Transcribe every entry word for word, but skip the images.

## BEGIN Records supplied

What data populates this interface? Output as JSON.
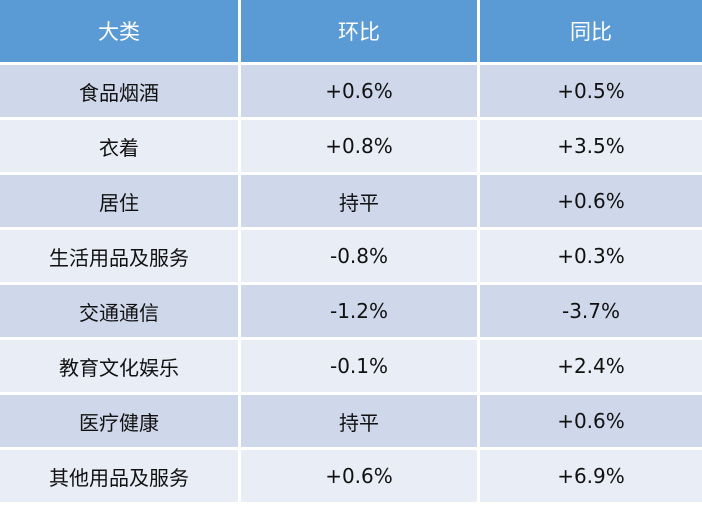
{
  "table": {
    "header": [
      "大类",
      "环比",
      "同比"
    ],
    "rows": [
      [
        "食品烟酒",
        "+0.6%",
        "+0.5%"
      ],
      [
        "衣着",
        "+0.8%",
        "+3.5%"
      ],
      [
        "居住",
        "持平",
        "+0.6%"
      ],
      [
        "生活用品及服务",
        "-0.8%",
        "+0.3%"
      ],
      [
        "交通通信",
        "-1.2%",
        "-3.7%"
      ],
      [
        "教育文化娱乐",
        "-0.1%",
        "+2.4%"
      ],
      [
        "医疗健康",
        "持平",
        "+0.6%"
      ],
      [
        "其他用品及服务",
        "+0.6%",
        "+6.9%"
      ]
    ]
  }
}
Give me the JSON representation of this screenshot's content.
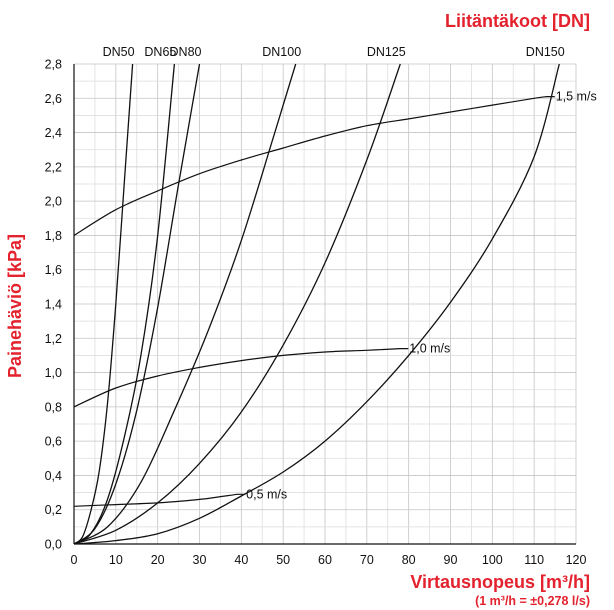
{
  "chart_data": {
    "type": "line",
    "title": "Liitäntäkoot [DN]",
    "xlabel": "Virtausnopeus [m³/h]",
    "xlabel_note": "(1 m³/h = ±0,278 l/s)",
    "ylabel": "Painehäviö [kPa]",
    "xlim": [
      0,
      120
    ],
    "ylim": [
      0,
      2.8
    ],
    "x_ticks": [
      "0",
      "10",
      "20",
      "30",
      "40",
      "50",
      "60",
      "70",
      "80",
      "90",
      "100",
      "110",
      "120"
    ],
    "y_ticks": [
      "0,0",
      "0,2",
      "0,4",
      "0,6",
      "0,8",
      "1,0",
      "1,2",
      "1,4",
      "1,6",
      "1,8",
      "2,0",
      "2,2",
      "2,4",
      "2,6",
      "2,8"
    ],
    "grid": true,
    "series": [
      {
        "name": "DN50",
        "x": [
          0,
          2,
          4,
          6,
          8,
          10,
          12,
          14
        ],
        "y": [
          0,
          0.04,
          0.19,
          0.42,
          0.82,
          1.4,
          2.1,
          2.8
        ]
      },
      {
        "name": "DN65",
        "x": [
          0,
          4,
          8,
          12,
          16,
          20,
          24
        ],
        "y": [
          0,
          0.06,
          0.26,
          0.62,
          1.1,
          1.8,
          2.8
        ]
      },
      {
        "name": "DN80",
        "x": [
          0,
          5,
          10,
          15,
          20,
          25,
          30
        ],
        "y": [
          0,
          0.09,
          0.35,
          0.78,
          1.38,
          2.1,
          2.8
        ]
      },
      {
        "name": "DN100",
        "x": [
          0,
          8,
          16,
          24,
          32,
          40,
          48,
          53
        ],
        "y": [
          0,
          0.1,
          0.36,
          0.78,
          1.24,
          1.77,
          2.4,
          2.8
        ]
      },
      {
        "name": "DN125",
        "x": [
          0,
          10,
          20,
          30,
          40,
          50,
          60,
          70,
          78
        ],
        "y": [
          0,
          0.08,
          0.24,
          0.47,
          0.77,
          1.16,
          1.64,
          2.24,
          2.8
        ]
      },
      {
        "name": "DN150",
        "x": [
          0,
          10,
          20,
          30,
          40,
          50,
          60,
          70,
          80,
          90,
          100,
          110,
          116
        ],
        "y": [
          0,
          0.02,
          0.06,
          0.15,
          0.28,
          0.42,
          0.6,
          0.83,
          1.1,
          1.41,
          1.78,
          2.26,
          2.8
        ]
      }
    ],
    "velocity_lines": [
      {
        "label": "1,5 m/s",
        "x": [
          0,
          10,
          20,
          30,
          40,
          50,
          60,
          70,
          80,
          90,
          100,
          110,
          113
        ],
        "y": [
          1.8,
          1.95,
          2.06,
          2.16,
          2.24,
          2.31,
          2.38,
          2.44,
          2.48,
          2.52,
          2.56,
          2.6,
          2.61
        ]
      },
      {
        "label": "1,0 m/s",
        "x": [
          0,
          10,
          20,
          30,
          40,
          50,
          60,
          70,
          78
        ],
        "y": [
          0.8,
          0.91,
          0.98,
          1.03,
          1.07,
          1.1,
          1.12,
          1.13,
          1.14
        ]
      },
      {
        "label": "0,5 m/s",
        "x": [
          0,
          10,
          20,
          30,
          39
        ],
        "y": [
          0.22,
          0.23,
          0.24,
          0.26,
          0.29
        ]
      }
    ]
  }
}
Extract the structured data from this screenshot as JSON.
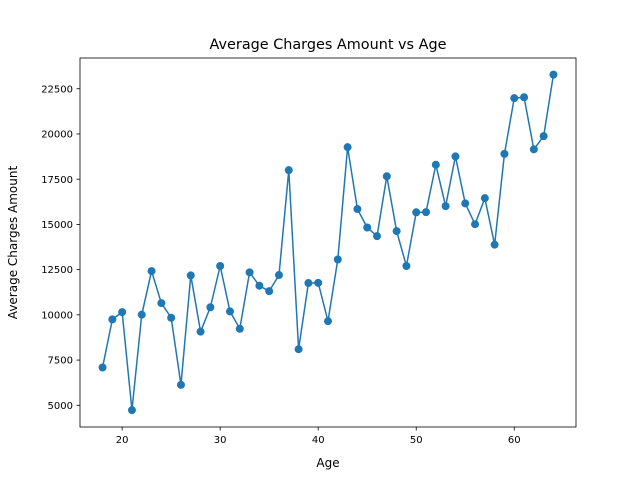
{
  "chart_data": {
    "type": "line",
    "title": "Average Charges Amount vs Age",
    "xlabel": "Age",
    "ylabel": "Average Charges Amount",
    "xlim": [
      15.7,
      66.3
    ],
    "ylim": [
      3800,
      24200
    ],
    "xticks": [
      20,
      30,
      40,
      50,
      60
    ],
    "yticks": [
      5000,
      7500,
      10000,
      12500,
      15000,
      17500,
      20000,
      22500
    ],
    "grid": false,
    "markers": true,
    "color": "#1f77b4",
    "series": [
      {
        "x": [
          18,
          19,
          20,
          21,
          22,
          23,
          24,
          25,
          26,
          27,
          28,
          29,
          30,
          31,
          32,
          33,
          34,
          35,
          36,
          37,
          38,
          39,
          40,
          41,
          42,
          43,
          44,
          45,
          46,
          47,
          48,
          49,
          50,
          51,
          52,
          53,
          54,
          55,
          56,
          57,
          58,
          59,
          60,
          61,
          62,
          63,
          64
        ],
        "values": [
          7090,
          9750,
          10150,
          4730,
          10010,
          12420,
          10650,
          9840,
          6130,
          12180,
          9070,
          10420,
          12700,
          10190,
          9230,
          12350,
          11610,
          11310,
          12200,
          18000,
          8100,
          11760,
          11770,
          9650,
          13060,
          19270,
          15850,
          14830,
          14350,
          17660,
          14630,
          12700,
          15670,
          15680,
          18300,
          16010,
          18760,
          16160,
          15010,
          16450,
          13880,
          18900,
          21980,
          22030,
          19150,
          19880,
          23280
        ]
      }
    ]
  }
}
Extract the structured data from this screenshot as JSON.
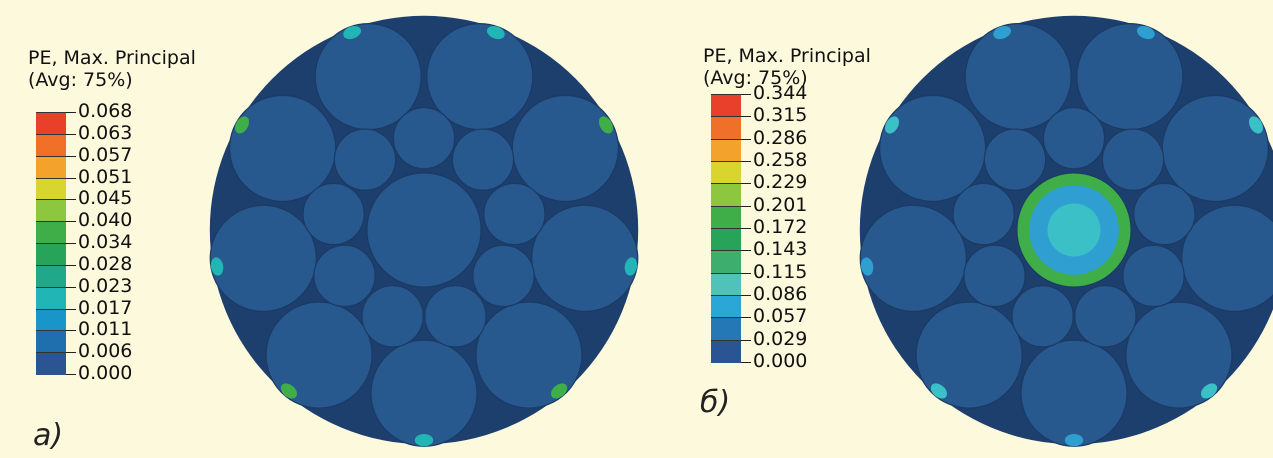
{
  "panels": [
    {
      "id": "a",
      "caption": "a)",
      "legend": {
        "title_line1": "PE, Max. Principal",
        "title_line2": "(Avg: 75%)",
        "values": [
          "0.068",
          "0.063",
          "0.057",
          "0.051",
          "0.045",
          "0.040",
          "0.034",
          "0.028",
          "0.023",
          "0.017",
          "0.011",
          "0.006",
          "0.000"
        ],
        "colors": [
          "#e8402a",
          "#f0702a",
          "#f3a22c",
          "#d9d530",
          "#8dc63f",
          "#3fae49",
          "#27a35a",
          "#1fa88a",
          "#22b5b5",
          "#1896c9",
          "#1f6fae",
          "#2a5592"
        ]
      },
      "strand_color": "#27588e",
      "hotspot_colors": [
        "#22b5b5",
        "#3fae49"
      ]
    },
    {
      "id": "b",
      "caption": "б)",
      "legend": {
        "title_line1": "PE, Max. Principal",
        "title_line2": "(Avg: 75%)",
        "values": [
          "0.344",
          "0.315",
          "0.286",
          "0.258",
          "0.229",
          "0.201",
          "0.172",
          "0.143",
          "0.115",
          "0.086",
          "0.057",
          "0.029",
          "0.000"
        ],
        "colors": [
          "#e8402a",
          "#f0702a",
          "#f3a22c",
          "#d9d530",
          "#8dc63f",
          "#3fae49",
          "#27a35a",
          "#3dae6e",
          "#4fc3b8",
          "#2aa7d6",
          "#2478b6",
          "#2a5592"
        ]
      },
      "strand_color": "#27588e",
      "hotspot_colors": [
        "#2e9fd0",
        "#3cc0c8",
        "#3fae49"
      ]
    }
  ]
}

## END Records supplied

● Exercise response
What data populates this interface? Output as JSON.
{
  "table": {
    "header": [
      "大类",
      "环比",
      "同比"
    ],
    "rows": [
      [
        "食品烟酒",
        "+0.6%",
        "+0.5%"
      ],
      [
        "衣着",
        "+0.8%",
        "+3.5%"
      ],
      [
        "居住",
        "持平",
        "+0.6%"
      ],
      [
        "生活用品及服务",
        "-0.8%",
        "+0.3%"
      ],
      [
        "交通通信",
        "-1.2%",
        "-3.7%"
      ],
      [
        "教育文化娱乐",
        "-0.1%",
        "+2.4%"
      ],
      [
        "医疗健康",
        "持平",
        "+0.6%"
      ],
      [
        "其他用品及服务",
        "+0.6%",
        "+6.9%"
      ]
    ]
  }
}
Give me the JSON representation of this screenshot's content.
{
  "chart_data": {
    "type": "line",
    "title": "Liitäntäkoot [DN]",
    "xlabel": "Virtausnopeus [m³/h]",
    "xlabel_note": "(1 m³/h = ±0,278 l/s)",
    "ylabel": "Painehäviö [kPa]",
    "xlim": [
      0,
      120
    ],
    "ylim": [
      0,
      2.8
    ],
    "x_ticks": [
      "0",
      "10",
      "20",
      "30",
      "40",
      "50",
      "60",
      "70",
      "80",
      "90",
      "100",
      "110",
      "120"
    ],
    "y_ticks": [
      "0,0",
      "0,2",
      "0,4",
      "0,6",
      "0,8",
      "1,0",
      "1,2",
      "1,4",
      "1,6",
      "1,8",
      "2,0",
      "2,2",
      "2,4",
      "2,6",
      "2,8"
    ],
    "grid": true,
    "series": [
      {
        "name": "DN50",
        "x": [
          0,
          2,
          4,
          6,
          8,
          10,
          12,
          14
        ],
        "y": [
          0,
          0.04,
          0.19,
          0.42,
          0.82,
          1.4,
          2.1,
          2.8
        ]
      },
      {
        "name": "DN65",
        "x": [
          0,
          4,
          8,
          12,
          16,
          20,
          24
        ],
        "y": [
          0,
          0.06,
          0.26,
          0.62,
          1.1,
          1.8,
          2.8
        ]
      },
      {
        "name": "DN80",
        "x": [
          0,
          5,
          10,
          15,
          20,
          25,
          30
        ],
        "y": [
          0,
          0.09,
          0.35,
          0.78,
          1.38,
          2.1,
          2.8
        ]
      },
      {
        "name": "DN100",
        "x": [
          0,
          8,
          16,
          24,
          32,
          40,
          48,
          53
        ],
        "y": [
          0,
          0.1,
          0.36,
          0.78,
          1.24,
          1.77,
          2.4,
          2.8
        ]
      },
      {
        "name": "DN125",
        "x": [
          0,
          10,
          20,
          30,
          40,
          50,
          60,
          70,
          78
        ],
        "y": [
          0,
          0.08,
          0.24,
          0.47,
          0.77,
          1.16,
          1.64,
          2.24,
          2.8
        ]
      },
      {
        "name": "DN150",
        "x": [
          0,
          10,
          20,
          30,
          40,
          50,
          60,
          70,
          80,
          90,
          100,
          110,
          116
        ],
        "y": [
          0,
          0.02,
          0.06,
          0.15,
          0.28,
          0.42,
          0.6,
          0.83,
          1.1,
          1.41,
          1.78,
          2.26,
          2.8
        ]
      }
    ],
    "velocity_lines": [
      {
        "label": "1,5 m/s",
        "x": [
          0,
          10,
          20,
          30,
          40,
          50,
          60,
          70,
          80,
          90,
          100,
          110,
          113
        ],
        "y": [
          1.8,
          1.95,
          2.06,
          2.16,
          2.24,
          2.31,
          2.38,
          2.44,
          2.48,
          2.52,
          2.56,
          2.6,
          2.61
        ]
      },
      {
        "label": "1,0 m/s",
        "x": [
          0,
          10,
          20,
          30,
          40,
          50,
          60,
          70,
          78
        ],
        "y": [
          0.8,
          0.91,
          0.98,
          1.03,
          1.07,
          1.1,
          1.12,
          1.13,
          1.14
        ]
      },
      {
        "label": "0,5 m/s",
        "x": [
          0,
          10,
          20,
          30,
          39
        ],
        "y": [
          0.22,
          0.23,
          0.24,
          0.26,
          0.29
        ]
      }
    ]
  }
}
Extract the structured data from this screenshot as JSON.
{
  "chart_data": {
    "type": "line",
    "title": "Average Charges Amount vs Age",
    "xlabel": "Age",
    "ylabel": "Average Charges Amount",
    "xlim": [
      15.7,
      66.3
    ],
    "ylim": [
      3800,
      24200
    ],
    "xticks": [
      20,
      30,
      40,
      50,
      60
    ],
    "yticks": [
      5000,
      7500,
      10000,
      12500,
      15000,
      17500,
      20000,
      22500
    ],
    "grid": false,
    "markers": true,
    "color": "#1f77b4",
    "series": [
      {
        "x": [
          18,
          19,
          20,
          21,
          22,
          23,
          24,
          25,
          26,
          27,
          28,
          29,
          30,
          31,
          32,
          33,
          34,
          35,
          36,
          37,
          38,
          39,
          40,
          41,
          42,
          43,
          44,
          45,
          46,
          47,
          48,
          49,
          50,
          51,
          52,
          53,
          54,
          55,
          56,
          57,
          58,
          59,
          60,
          61,
          62,
          63,
          64
        ],
        "values": [
          7090,
          9750,
          10150,
          4730,
          10010,
          12420,
          10650,
          9840,
          6130,
          12180,
          9070,
          10420,
          12700,
          10190,
          9230,
          12350,
          11610,
          11310,
          12200,
          18000,
          8100,
          11760,
          11770,
          9650,
          13060,
          19270,
          15850,
          14830,
          14350,
          17660,
          14630,
          12700,
          15670,
          15680,
          18300,
          16010,
          18760,
          16160,
          15010,
          16450,
          13880,
          18900,
          21980,
          22030,
          19150,
          19880,
          23280
        ]
      }
    ]
  }
}
Extract the structured data from this screenshot as JSON.
{
  "panels": [
    {
      "id": "a",
      "caption": "a)",
      "legend": {
        "title_line1": "PE, Max. Principal",
        "title_line2": "(Avg: 75%)",
        "values": [
          "0.068",
          "0.063",
          "0.057",
          "0.051",
          "0.045",
          "0.040",
          "0.034",
          "0.028",
          "0.023",
          "0.017",
          "0.011",
          "0.006",
          "0.000"
        ],
        "colors": [
          "#e8402a",
          "#f0702a",
          "#f3a22c",
          "#d9d530",
          "#8dc63f",
          "#3fae49",
          "#27a35a",
          "#1fa88a",
          "#22b5b5",
          "#1896c9",
          "#1f6fae",
          "#2a5592"
        ]
      },
      "strand_color": "#27588e",
      "hotspot_colors": [
        "#22b5b5",
        "#3fae49"
      ]
    },
    {
      "id": "b",
      "caption": "б)",
      "legend": {
        "title_line1": "PE, Max. Principal",
        "title_line2": "(Avg: 75%)",
        "values": [
          "0.344",
          "0.315",
          "0.286",
          "0.258",
          "0.229",
          "0.201",
          "0.172",
          "0.143",
          "0.115",
          "0.086",
          "0.057",
          "0.029",
          "0.000"
        ],
        "colors": [
          "#e8402a",
          "#f0702a",
          "#f3a22c",
          "#d9d530",
          "#8dc63f",
          "#3fae49",
          "#27a35a",
          "#3dae6e",
          "#4fc3b8",
          "#2aa7d6",
          "#2478b6",
          "#2a5592"
        ]
      },
      "strand_color": "#27588e",
      "hotspot_colors": [
        "#2e9fd0",
        "#3cc0c8",
        "#3fae49"
      ]
    }
  ]
}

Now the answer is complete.